------ GIVEN RECORDS

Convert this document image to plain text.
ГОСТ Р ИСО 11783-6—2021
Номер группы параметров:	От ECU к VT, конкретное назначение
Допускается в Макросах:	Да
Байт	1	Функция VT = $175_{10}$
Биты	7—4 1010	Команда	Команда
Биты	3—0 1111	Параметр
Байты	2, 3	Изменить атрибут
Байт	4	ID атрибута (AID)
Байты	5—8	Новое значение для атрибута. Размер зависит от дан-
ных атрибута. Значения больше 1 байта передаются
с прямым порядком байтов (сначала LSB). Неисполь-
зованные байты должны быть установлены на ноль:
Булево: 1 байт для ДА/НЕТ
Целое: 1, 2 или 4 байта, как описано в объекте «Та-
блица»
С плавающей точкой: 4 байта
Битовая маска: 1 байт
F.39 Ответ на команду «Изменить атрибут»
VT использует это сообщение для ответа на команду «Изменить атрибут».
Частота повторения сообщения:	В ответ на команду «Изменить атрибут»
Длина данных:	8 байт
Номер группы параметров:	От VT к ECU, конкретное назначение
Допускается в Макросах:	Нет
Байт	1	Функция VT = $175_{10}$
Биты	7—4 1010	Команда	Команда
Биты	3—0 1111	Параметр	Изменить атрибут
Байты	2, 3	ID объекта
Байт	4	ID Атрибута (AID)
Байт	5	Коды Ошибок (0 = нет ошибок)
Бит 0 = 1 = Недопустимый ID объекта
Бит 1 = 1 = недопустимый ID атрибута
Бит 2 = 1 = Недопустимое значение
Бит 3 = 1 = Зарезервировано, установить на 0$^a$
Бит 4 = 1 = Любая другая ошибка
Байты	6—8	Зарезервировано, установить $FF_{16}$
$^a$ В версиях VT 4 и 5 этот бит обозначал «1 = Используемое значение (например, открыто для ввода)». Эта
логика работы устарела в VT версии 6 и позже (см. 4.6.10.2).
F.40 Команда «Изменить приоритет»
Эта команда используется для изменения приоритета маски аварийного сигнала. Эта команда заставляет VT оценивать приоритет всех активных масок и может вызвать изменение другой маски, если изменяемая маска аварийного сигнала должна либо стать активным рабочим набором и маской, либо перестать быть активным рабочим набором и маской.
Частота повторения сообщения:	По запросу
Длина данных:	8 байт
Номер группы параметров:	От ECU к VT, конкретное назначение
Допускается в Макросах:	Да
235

------------

WRITTEN INSTRUCTION – Your task is to report how many lines of the material include the string "установить". Give the number and no other words.

ANSWER FOR THE TASK – 2